• What you are asked to do:
Read the records and gather each line that includes "linear".

Entries from a visual dataset:
==============================

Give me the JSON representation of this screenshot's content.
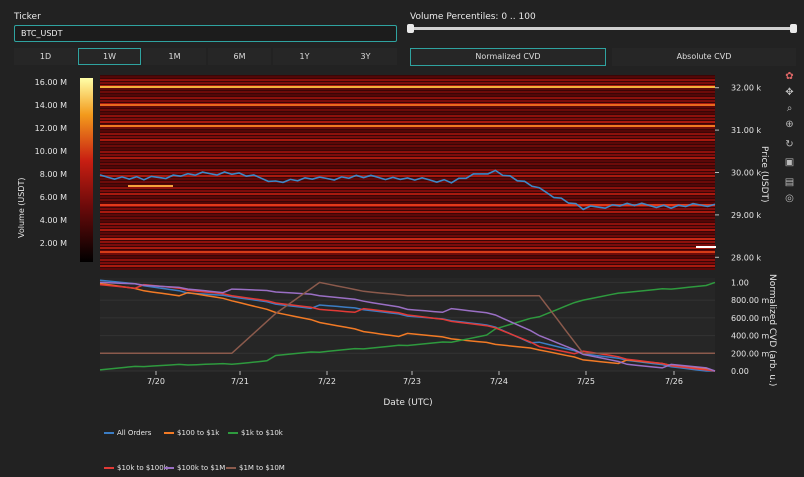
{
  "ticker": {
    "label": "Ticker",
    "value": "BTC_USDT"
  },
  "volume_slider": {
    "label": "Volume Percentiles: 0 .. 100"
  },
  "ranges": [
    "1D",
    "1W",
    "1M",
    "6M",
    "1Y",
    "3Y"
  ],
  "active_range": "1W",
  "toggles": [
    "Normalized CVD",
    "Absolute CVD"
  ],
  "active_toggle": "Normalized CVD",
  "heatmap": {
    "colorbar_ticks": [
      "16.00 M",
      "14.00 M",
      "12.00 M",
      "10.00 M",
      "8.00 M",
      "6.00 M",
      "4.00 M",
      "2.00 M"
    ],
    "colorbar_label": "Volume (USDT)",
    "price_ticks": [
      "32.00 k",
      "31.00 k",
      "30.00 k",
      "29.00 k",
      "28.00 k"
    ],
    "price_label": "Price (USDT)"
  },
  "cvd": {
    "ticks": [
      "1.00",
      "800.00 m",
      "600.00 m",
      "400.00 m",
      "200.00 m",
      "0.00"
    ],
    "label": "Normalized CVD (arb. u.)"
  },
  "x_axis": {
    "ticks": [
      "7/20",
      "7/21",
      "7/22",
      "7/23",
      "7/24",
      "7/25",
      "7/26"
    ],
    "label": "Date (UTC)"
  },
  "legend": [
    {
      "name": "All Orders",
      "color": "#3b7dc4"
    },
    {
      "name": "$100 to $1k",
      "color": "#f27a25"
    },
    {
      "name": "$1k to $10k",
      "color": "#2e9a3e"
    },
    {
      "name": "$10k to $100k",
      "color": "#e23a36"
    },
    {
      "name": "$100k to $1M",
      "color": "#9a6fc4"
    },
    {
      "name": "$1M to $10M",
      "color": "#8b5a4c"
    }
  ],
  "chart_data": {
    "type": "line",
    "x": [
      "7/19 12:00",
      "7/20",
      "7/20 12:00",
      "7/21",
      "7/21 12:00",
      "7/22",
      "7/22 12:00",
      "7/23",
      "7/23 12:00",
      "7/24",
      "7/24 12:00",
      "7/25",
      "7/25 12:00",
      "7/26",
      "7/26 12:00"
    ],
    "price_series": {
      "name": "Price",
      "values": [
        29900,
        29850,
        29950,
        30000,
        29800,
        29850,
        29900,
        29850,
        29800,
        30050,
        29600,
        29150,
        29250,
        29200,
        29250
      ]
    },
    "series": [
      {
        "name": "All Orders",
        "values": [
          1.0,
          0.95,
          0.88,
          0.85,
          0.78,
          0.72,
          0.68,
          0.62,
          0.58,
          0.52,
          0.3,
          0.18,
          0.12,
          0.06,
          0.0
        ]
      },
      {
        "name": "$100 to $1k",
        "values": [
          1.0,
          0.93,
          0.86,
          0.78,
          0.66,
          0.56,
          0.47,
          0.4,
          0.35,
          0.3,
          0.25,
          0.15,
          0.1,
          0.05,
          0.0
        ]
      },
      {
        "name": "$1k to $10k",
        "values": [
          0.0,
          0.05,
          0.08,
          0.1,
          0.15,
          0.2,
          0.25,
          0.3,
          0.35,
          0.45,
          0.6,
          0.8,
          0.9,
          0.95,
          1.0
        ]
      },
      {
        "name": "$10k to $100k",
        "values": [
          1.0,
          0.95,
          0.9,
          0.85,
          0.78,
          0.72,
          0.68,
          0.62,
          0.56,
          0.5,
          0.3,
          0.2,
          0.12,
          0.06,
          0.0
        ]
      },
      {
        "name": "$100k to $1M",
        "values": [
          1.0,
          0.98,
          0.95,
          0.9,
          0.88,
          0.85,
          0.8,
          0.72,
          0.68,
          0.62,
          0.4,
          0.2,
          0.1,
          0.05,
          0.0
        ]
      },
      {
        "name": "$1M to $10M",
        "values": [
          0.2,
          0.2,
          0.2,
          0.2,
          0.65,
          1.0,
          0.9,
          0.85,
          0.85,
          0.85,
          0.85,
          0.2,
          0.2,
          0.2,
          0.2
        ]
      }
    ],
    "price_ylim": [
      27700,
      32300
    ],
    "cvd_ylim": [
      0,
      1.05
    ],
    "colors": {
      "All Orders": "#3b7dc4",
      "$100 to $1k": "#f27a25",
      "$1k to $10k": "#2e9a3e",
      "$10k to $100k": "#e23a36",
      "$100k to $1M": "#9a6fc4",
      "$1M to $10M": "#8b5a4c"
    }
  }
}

==============================

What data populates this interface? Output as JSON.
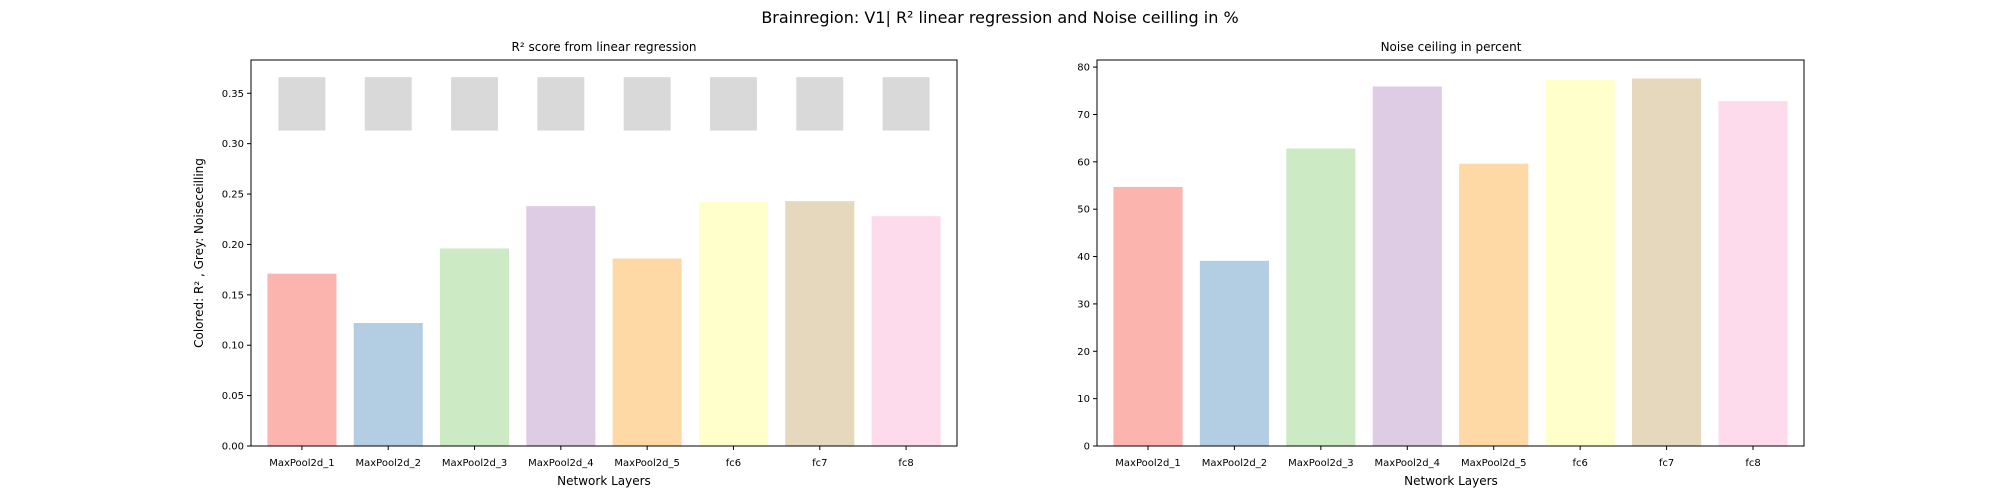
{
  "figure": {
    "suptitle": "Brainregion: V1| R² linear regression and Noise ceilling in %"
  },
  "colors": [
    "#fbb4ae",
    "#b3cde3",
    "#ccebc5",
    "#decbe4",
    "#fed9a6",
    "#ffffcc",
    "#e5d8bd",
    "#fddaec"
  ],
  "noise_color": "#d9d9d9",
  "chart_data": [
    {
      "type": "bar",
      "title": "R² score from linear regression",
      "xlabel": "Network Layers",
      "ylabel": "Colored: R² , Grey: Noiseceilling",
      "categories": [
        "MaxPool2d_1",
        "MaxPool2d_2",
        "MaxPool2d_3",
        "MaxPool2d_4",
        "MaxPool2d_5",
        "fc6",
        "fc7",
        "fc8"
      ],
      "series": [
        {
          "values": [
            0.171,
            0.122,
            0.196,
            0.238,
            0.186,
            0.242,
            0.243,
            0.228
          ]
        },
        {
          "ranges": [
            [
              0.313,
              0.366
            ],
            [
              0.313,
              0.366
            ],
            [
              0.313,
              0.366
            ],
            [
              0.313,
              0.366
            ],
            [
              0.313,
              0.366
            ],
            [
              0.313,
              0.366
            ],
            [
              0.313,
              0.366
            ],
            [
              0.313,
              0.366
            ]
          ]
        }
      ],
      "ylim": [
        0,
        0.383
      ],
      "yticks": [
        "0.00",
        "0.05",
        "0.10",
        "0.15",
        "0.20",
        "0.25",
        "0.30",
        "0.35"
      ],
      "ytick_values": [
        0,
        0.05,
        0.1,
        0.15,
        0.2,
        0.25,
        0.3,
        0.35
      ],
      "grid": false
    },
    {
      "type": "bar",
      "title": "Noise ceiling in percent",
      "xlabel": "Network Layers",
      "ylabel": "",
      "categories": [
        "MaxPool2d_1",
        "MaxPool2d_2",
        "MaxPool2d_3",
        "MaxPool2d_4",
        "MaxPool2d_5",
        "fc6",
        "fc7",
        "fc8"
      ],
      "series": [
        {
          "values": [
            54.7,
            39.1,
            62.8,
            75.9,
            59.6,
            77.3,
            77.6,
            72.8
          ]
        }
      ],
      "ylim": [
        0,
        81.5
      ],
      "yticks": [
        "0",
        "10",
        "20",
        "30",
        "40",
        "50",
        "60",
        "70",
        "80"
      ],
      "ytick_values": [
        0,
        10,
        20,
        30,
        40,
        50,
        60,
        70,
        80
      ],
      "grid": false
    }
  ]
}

==============================

• The output:
    "suptitle": "Brainregion: V1| R² linear regression and Noise ceilling in %"
      "title": "R² score from linear regression",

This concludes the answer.